_Goal of the exercise_
Leave out the pictures and restate the rest of the data exactly.

_A block of data_
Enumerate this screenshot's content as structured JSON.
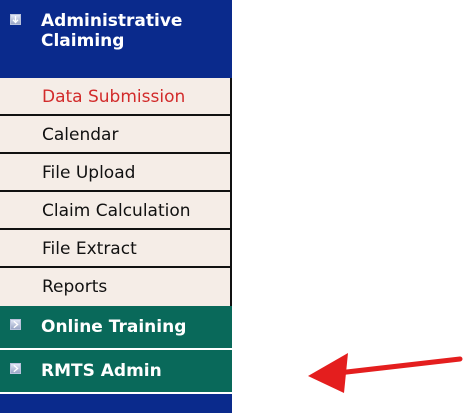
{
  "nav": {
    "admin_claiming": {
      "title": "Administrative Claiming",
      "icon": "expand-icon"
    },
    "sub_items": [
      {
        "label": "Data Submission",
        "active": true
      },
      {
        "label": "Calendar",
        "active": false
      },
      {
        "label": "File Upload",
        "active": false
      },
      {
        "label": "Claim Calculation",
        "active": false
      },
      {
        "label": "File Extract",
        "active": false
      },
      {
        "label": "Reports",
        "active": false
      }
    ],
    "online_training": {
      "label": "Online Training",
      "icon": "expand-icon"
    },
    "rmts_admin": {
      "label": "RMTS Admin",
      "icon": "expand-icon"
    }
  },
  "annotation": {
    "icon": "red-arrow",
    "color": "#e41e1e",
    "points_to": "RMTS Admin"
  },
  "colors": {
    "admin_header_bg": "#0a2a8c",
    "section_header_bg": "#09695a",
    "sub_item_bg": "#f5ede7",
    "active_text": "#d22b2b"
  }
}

_Exercise solution_
Enumerate this screenshot's content as structured JSON.
{
  "nav": {
    "admin_claiming": {
      "title": "Administrative Claiming",
      "icon": "expand-icon"
    },
    "sub_items": [
      {
        "label": "Data Submission",
        "active": true
      },
      {
        "label": "Calendar",
        "active": false
      },
      {
        "label": "File Upload",
        "active": false
      },
      {
        "label": "Claim Calculation",
        "active": false
      },
      {
        "label": "File Extract",
        "active": false
      },
      {
        "label": "Reports",
        "active": false
      }
    ],
    "online_training": {
      "label": "Online Training",
      "icon": "expand-icon"
    },
    "rmts_admin": {
      "label": "RMTS Admin",
      "icon": "expand-icon"
    }
  },
  "annotation": {
    "icon": "red-arrow",
    "color": "#e41e1e",
    "points_to": "RMTS Admin"
  },
  "colors": {
    "admin_header_bg": "#0a2a8c",
    "section_header_bg": "#09695a",
    "sub_item_bg": "#f5ede7",
    "active_text": "#d22b2b"
  }
}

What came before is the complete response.